### [Exercise inputs]
= = = = =
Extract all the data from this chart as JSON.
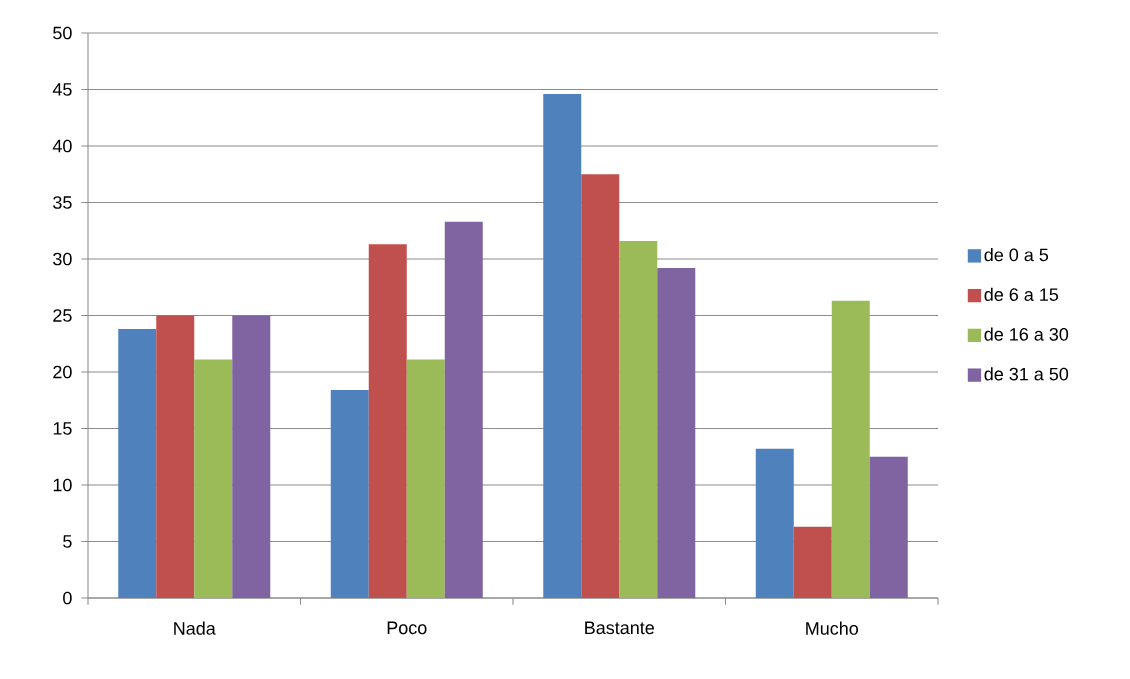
{
  "chart_data": {
    "type": "bar",
    "categories": [
      "Nada",
      "Poco",
      "Bastante",
      "Mucho"
    ],
    "series": [
      {
        "name": "de 0 a 5",
        "color": "#4f81bd",
        "values": [
          23.8,
          18.4,
          44.6,
          13.2
        ]
      },
      {
        "name": "de 6 a 15",
        "color": "#c0504d",
        "values": [
          25,
          31.3,
          37.5,
          6.3
        ]
      },
      {
        "name": "de 16 a 30",
        "color": "#9bbb59",
        "values": [
          21.1,
          21.1,
          31.6,
          26.3
        ]
      },
      {
        "name": "de 31 a 50",
        "color": "#8064a2",
        "values": [
          25,
          33.3,
          29.2,
          12.5
        ]
      }
    ],
    "ylim": [
      0,
      50
    ],
    "yticks": [
      0,
      5,
      10,
      15,
      20,
      25,
      30,
      35,
      40,
      45,
      50
    ],
    "grid": "y",
    "legend": "right"
  }
}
= = = = =
### [Exercise]
All of the lines above should be printed exactly, minus the pictures.

### [Solution for this problem]
Extract all the data from this chart as JSON.
{
  "chart_data": {
    "type": "bar",
    "categories": [
      "Nada",
      "Poco",
      "Bastante",
      "Mucho"
    ],
    "series": [
      {
        "name": "de 0 a 5",
        "color": "#4f81bd",
        "values": [
          23.8,
          18.4,
          44.6,
          13.2
        ]
      },
      {
        "name": "de 6 a 15",
        "color": "#c0504d",
        "values": [
          25,
          31.3,
          37.5,
          6.3
        ]
      },
      {
        "name": "de 16 a 30",
        "color": "#9bbb59",
        "values": [
          21.1,
          21.1,
          31.6,
          26.3
        ]
      },
      {
        "name": "de 31 a 50",
        "color": "#8064a2",
        "values": [
          25,
          33.3,
          29.2,
          12.5
        ]
      }
    ],
    "ylim": [
      0,
      50
    ],
    "yticks": [
      0,
      5,
      10,
      15,
      20,
      25,
      30,
      35,
      40,
      45,
      50
    ],
    "grid": "y",
    "legend": "right"
  }
}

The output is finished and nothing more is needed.